## EXERCISE DIRECTIONS
Which lines in the material below contain the word "Library"? Copy each of them.

## MATERIAL

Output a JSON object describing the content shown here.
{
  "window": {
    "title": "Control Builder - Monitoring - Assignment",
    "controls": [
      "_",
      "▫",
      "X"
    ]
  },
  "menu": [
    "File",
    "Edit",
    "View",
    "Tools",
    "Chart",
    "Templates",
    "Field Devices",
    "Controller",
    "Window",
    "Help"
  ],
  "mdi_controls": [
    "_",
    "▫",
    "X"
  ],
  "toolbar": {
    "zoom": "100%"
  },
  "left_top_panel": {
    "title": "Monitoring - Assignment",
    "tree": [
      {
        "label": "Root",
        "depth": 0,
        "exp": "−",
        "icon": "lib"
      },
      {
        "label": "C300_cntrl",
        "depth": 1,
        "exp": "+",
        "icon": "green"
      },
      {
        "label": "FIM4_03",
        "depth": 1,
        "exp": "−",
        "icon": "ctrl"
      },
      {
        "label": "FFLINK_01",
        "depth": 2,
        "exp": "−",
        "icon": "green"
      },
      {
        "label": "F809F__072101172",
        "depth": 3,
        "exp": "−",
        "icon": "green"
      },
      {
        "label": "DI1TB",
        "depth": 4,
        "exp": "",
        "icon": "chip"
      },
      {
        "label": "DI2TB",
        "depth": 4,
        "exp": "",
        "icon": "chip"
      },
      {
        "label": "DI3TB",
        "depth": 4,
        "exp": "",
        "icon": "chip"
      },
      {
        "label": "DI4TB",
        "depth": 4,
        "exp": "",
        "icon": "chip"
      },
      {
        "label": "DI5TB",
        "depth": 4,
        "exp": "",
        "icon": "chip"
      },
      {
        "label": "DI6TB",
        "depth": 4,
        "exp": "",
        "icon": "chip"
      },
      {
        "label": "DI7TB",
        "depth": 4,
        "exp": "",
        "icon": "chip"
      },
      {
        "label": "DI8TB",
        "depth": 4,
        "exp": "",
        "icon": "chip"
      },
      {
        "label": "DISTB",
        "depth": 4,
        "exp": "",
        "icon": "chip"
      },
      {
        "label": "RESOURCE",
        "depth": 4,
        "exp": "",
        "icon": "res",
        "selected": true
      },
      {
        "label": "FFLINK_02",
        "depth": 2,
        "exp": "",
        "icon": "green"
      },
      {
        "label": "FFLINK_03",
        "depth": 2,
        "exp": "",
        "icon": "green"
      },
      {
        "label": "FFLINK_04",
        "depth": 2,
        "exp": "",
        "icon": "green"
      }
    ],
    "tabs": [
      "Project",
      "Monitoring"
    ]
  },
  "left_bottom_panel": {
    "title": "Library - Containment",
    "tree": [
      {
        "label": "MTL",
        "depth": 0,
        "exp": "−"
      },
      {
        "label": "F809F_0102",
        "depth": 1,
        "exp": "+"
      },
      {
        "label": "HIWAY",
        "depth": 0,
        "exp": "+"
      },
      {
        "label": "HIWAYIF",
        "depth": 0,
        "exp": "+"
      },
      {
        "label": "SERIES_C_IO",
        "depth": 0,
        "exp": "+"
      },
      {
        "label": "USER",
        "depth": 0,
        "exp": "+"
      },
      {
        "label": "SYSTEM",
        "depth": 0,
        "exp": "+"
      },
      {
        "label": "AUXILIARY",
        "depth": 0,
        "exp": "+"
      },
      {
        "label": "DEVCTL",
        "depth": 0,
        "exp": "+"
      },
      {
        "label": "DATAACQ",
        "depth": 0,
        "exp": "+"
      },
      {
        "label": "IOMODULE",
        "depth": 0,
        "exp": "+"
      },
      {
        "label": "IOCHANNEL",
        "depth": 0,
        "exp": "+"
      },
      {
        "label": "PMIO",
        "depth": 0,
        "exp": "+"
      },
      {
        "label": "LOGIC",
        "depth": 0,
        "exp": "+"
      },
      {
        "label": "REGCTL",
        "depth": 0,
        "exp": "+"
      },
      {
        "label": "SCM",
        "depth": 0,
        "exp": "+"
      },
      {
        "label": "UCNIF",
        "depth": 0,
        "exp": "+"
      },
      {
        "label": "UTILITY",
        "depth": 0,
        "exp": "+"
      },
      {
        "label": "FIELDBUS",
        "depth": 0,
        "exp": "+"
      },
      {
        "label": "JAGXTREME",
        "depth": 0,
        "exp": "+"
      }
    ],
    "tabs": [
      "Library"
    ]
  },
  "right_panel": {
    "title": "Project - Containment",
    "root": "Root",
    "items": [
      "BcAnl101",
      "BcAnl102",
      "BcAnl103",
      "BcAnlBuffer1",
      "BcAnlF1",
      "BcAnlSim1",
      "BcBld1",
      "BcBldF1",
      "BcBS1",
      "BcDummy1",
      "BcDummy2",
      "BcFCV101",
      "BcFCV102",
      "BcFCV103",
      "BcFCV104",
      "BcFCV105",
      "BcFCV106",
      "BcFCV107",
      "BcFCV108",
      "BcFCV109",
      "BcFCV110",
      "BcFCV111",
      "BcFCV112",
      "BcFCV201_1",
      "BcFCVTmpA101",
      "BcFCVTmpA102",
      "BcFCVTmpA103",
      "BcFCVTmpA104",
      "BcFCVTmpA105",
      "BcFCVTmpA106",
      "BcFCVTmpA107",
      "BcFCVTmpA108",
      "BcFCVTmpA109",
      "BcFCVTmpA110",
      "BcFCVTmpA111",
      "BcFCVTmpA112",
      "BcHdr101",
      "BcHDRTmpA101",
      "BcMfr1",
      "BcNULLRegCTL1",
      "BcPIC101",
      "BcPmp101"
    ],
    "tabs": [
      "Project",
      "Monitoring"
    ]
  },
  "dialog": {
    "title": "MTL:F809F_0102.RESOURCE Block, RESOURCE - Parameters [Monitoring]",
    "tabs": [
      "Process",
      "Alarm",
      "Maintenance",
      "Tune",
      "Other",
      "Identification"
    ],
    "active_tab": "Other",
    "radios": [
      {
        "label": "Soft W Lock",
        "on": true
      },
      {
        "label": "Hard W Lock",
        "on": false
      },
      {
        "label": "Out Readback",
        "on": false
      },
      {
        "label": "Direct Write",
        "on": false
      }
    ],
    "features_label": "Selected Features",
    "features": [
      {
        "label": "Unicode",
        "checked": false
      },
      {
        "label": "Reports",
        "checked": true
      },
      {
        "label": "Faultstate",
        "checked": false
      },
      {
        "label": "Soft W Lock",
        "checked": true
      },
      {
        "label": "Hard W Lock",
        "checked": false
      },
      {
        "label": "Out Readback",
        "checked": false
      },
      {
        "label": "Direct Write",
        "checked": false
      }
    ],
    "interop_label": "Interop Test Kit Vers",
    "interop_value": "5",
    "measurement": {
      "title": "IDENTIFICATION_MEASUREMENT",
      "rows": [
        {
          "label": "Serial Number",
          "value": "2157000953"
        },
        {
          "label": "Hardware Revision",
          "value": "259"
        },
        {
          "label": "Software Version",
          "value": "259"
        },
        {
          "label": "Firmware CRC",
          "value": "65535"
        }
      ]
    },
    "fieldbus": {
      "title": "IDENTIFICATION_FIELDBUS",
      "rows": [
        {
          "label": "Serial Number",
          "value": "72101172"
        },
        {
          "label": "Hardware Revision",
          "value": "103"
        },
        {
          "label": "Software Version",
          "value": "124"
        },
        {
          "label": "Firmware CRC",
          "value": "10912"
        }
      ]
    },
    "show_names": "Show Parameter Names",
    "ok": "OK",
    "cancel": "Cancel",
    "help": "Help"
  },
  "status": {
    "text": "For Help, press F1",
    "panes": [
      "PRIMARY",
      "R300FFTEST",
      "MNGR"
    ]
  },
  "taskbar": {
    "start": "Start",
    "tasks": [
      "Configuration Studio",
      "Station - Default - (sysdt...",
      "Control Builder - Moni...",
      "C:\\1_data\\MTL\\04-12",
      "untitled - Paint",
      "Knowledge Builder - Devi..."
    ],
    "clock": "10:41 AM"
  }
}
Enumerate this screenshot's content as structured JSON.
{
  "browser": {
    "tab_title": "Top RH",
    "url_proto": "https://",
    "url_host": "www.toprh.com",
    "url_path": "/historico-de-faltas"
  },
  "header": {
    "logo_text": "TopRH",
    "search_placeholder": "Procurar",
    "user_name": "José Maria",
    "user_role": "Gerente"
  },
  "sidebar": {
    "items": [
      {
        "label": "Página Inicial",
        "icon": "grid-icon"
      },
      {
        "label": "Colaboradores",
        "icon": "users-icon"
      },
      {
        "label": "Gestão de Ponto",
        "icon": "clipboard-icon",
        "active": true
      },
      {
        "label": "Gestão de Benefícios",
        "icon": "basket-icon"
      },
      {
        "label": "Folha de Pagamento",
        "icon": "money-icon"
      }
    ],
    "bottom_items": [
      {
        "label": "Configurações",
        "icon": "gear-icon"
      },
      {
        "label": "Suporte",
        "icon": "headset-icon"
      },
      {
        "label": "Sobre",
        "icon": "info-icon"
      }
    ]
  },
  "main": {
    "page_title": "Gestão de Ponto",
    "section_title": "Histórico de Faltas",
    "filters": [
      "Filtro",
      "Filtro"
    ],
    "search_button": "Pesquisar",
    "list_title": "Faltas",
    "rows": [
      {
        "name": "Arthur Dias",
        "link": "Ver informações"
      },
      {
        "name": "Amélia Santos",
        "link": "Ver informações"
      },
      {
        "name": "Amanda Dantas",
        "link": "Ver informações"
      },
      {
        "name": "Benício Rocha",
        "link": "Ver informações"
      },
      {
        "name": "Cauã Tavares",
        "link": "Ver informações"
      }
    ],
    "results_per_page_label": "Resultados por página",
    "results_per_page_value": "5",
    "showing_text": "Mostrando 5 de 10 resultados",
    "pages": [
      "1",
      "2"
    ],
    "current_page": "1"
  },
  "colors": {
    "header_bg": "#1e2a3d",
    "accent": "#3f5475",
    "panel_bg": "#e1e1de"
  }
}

## ANSWER TO THE PROBLEM
    "title": "Library - Containment",
      "Library"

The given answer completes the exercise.